### Stated exercise:
Copy out every record below, word for word.

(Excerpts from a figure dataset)
________

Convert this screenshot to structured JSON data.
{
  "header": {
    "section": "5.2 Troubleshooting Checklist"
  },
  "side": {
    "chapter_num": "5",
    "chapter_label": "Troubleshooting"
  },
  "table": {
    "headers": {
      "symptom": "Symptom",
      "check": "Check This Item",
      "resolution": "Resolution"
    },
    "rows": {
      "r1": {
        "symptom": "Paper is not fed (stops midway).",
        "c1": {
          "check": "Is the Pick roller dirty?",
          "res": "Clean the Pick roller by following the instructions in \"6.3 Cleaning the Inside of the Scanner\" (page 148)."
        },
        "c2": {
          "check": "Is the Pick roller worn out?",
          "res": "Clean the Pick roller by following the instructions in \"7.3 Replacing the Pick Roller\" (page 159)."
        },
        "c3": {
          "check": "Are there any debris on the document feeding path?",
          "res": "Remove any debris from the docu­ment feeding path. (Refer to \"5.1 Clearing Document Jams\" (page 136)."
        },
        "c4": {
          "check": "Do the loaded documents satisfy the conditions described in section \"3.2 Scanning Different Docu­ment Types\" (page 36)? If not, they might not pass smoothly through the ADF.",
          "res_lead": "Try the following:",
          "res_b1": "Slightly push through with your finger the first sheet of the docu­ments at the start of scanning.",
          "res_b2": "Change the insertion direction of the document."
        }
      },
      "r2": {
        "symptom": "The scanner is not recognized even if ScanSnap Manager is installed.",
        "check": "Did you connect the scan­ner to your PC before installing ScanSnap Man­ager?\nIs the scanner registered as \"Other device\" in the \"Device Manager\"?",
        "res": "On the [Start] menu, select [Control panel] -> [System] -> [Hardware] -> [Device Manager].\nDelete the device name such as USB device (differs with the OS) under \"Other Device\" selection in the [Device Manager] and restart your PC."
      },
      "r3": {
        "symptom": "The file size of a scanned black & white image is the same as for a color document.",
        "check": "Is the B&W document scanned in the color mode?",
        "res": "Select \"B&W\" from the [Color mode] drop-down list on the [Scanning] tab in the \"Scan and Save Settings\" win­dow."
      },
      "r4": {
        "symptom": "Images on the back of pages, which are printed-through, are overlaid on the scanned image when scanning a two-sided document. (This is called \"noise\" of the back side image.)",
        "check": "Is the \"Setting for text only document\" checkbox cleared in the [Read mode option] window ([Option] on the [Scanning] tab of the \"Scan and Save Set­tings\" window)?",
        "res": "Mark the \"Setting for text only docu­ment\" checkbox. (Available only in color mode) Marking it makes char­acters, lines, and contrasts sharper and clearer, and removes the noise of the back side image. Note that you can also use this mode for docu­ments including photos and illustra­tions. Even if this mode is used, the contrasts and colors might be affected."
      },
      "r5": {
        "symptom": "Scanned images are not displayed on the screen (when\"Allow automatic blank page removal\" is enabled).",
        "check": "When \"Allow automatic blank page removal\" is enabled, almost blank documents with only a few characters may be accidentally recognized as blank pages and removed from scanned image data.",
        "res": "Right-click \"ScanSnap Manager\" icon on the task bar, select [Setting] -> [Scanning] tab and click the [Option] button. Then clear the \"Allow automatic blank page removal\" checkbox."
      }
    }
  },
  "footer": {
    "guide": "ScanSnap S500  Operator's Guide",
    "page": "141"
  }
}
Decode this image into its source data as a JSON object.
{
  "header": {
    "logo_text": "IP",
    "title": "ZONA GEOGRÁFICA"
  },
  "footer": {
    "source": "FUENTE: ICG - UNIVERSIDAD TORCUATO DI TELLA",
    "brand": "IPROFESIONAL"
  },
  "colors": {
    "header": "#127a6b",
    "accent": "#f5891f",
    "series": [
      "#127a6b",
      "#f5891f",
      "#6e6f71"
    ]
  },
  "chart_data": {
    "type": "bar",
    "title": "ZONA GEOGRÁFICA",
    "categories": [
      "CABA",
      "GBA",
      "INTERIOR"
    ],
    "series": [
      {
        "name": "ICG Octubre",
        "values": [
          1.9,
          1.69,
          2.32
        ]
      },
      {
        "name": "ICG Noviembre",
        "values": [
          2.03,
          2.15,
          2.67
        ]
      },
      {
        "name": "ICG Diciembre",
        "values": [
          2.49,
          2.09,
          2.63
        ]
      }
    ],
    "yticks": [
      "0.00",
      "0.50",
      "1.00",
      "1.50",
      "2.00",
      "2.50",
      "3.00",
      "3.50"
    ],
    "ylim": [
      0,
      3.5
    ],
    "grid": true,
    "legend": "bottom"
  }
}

________

### Answer below:
Convert this screenshot to structured JSON data.
{
  "header": {
    "section": "5.2 Troubleshooting Checklist"
  },
  "side": {
    "chapter_num": "5",
    "chapter_label": "Troubleshooting"
  },
  "table": {
    "headers": {
      "symptom": "Symptom",
      "check": "Check This Item",
      "resolution": "Resolution"
    },
    "rows": {
      "r1": {
        "symptom": "Paper is not fed (stops midway).",
        "c1": {
          "check": "Is the Pick roller dirty?",
          "res": "Clean the Pick roller by following the instructions in \"6.3 Cleaning the Inside of the Scanner\" (page 148)."
        },
        "c2": {
          "check": "Is the Pick roller worn out?",
          "res": "Clean the Pick roller by following the instructions in \"7.3 Replacing the Pick Roller\" (page 159)."
        },
        "c3": {
          "check": "Are there any debris on the document feeding path?",
          "res": "Remove any debris from the docu­ment feeding path. (Refer to \"5.1 Clearing Document Jams\" (page 136)."
        },
        "c4": {
          "check": "Do the loaded documents satisfy the conditions described in section \"3.2 Scanning Different Docu­ment Types\" (page 36)? If not, they might not pass smoothly through the ADF.",
          "res_lead": "Try the following:",
          "res_b1": "Slightly push through with your finger the first sheet of the docu­ments at the start of scanning.",
          "res_b2": "Change the insertion direction of the document."
        }
      },
      "r2": {
        "symptom": "The scanner is not recognized even if ScanSnap Manager is installed.",
        "check": "Did you connect the scan­ner to your PC before installing ScanSnap Man­ager?\nIs the scanner registered as \"Other device\" in the \"Device Manager\"?",
        "res": "On the [Start] menu, select [Control panel] -> [System] -> [Hardware] -> [Device Manager].\nDelete the device name such as USB device (differs with the OS) under \"Other Device\" selection in the [Device Manager] and restart your PC."
      },
      "r3": {
        "symptom": "The file size of a scanned black & white image is the same as for a color document.",
        "check": "Is the B&W document scanned in the color mode?",
        "res": "Select \"B&W\" from the [Color mode] drop-down list on the [Scanning] tab in the \"Scan and Save Settings\" win­dow."
      },
      "r4": {
        "symptom": "Images on the back of pages, which are printed-through, are overlaid on the scanned image when scanning a two-sided document. (This is called \"noise\" of the back side image.)",
        "check": "Is the \"Setting for text only document\" checkbox cleared in the [Read mode option] window ([Option] on the [Scanning] tab of the \"Scan and Save Set­tings\" window)?",
        "res": "Mark the \"Setting for text only docu­ment\" checkbox. (Available only in color mode) Marking it makes char­acters, lines, and contrasts sharper and clearer, and removes the noise of the back side image. Note that you can also use this mode for docu­ments including photos and illustra­tions. Even if this mode is used, the contrasts and colors might be affected."
      },
      "r5": {
        "symptom": "Scanned images are not displayed on the screen (when\"Allow automatic blank page removal\" is enabled).",
        "check": "When \"Allow automatic blank page removal\" is enabled, almost blank documents with only a few characters may be accidentally recognized as blank pages and removed from scanned image data.",
        "res": "Right-click \"ScanSnap Manager\" icon on the task bar, select [Setting] -> [Scanning] tab and click the [Option] button. Then clear the \"Allow automatic blank page removal\" checkbox."
      }
    }
  },
  "footer": {
    "guide": "ScanSnap S500  Operator's Guide",
    "page": "141"
  }
}
Decode this image into its source data as a JSON object.
{
  "header": {
    "logo_text": "IP",
    "title": "ZONA GEOGRÁFICA"
  },
  "footer": {
    "source": "FUENTE: ICG - UNIVERSIDAD TORCUATO DI TELLA",
    "brand": "IPROFESIONAL"
  },
  "colors": {
    "header": "#127a6b",
    "accent": "#f5891f",
    "series": [
      "#127a6b",
      "#f5891f",
      "#6e6f71"
    ]
  },
  "chart_data": {
    "type": "bar",
    "title": "ZONA GEOGRÁFICA",
    "categories": [
      "CABA",
      "GBA",
      "INTERIOR"
    ],
    "series": [
      {
        "name": "ICG Octubre",
        "values": [
          1.9,
          1.69,
          2.32
        ]
      },
      {
        "name": "ICG Noviembre",
        "values": [
          2.03,
          2.15,
          2.67
        ]
      },
      {
        "name": "ICG Diciembre",
        "values": [
          2.49,
          2.09,
          2.63
        ]
      }
    ],
    "yticks": [
      "0.00",
      "0.50",
      "1.00",
      "1.50",
      "2.00",
      "2.50",
      "3.00",
      "3.50"
    ],
    "ylim": [
      0,
      3.5
    ],
    "grid": true,
    "legend": "bottom"
  }
}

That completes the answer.